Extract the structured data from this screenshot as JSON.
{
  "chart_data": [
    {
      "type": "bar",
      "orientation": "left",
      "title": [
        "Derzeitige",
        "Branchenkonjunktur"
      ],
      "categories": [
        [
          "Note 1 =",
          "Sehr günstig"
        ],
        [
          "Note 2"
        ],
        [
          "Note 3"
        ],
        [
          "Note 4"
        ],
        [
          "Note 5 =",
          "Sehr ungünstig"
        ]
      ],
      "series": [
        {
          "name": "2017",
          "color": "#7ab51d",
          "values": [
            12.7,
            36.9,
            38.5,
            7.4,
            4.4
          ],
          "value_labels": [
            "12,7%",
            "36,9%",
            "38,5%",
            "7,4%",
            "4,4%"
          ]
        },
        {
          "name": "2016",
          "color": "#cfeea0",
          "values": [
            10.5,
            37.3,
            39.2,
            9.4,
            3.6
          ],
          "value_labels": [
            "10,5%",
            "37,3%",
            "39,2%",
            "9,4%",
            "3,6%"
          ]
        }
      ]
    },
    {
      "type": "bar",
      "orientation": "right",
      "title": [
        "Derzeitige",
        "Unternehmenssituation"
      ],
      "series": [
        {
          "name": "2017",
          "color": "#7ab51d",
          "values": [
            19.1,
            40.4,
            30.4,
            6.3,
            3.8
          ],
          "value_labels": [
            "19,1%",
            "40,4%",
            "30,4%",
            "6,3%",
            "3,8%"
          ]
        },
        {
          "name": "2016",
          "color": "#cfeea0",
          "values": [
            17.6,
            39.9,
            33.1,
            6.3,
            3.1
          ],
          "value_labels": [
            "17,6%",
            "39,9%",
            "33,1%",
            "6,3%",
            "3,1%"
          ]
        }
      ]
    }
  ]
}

> [Directions]
Locate each line with the word "orientation" and copy it.

> [Task solution]
      "orientation": "left",
      "orientation": "right",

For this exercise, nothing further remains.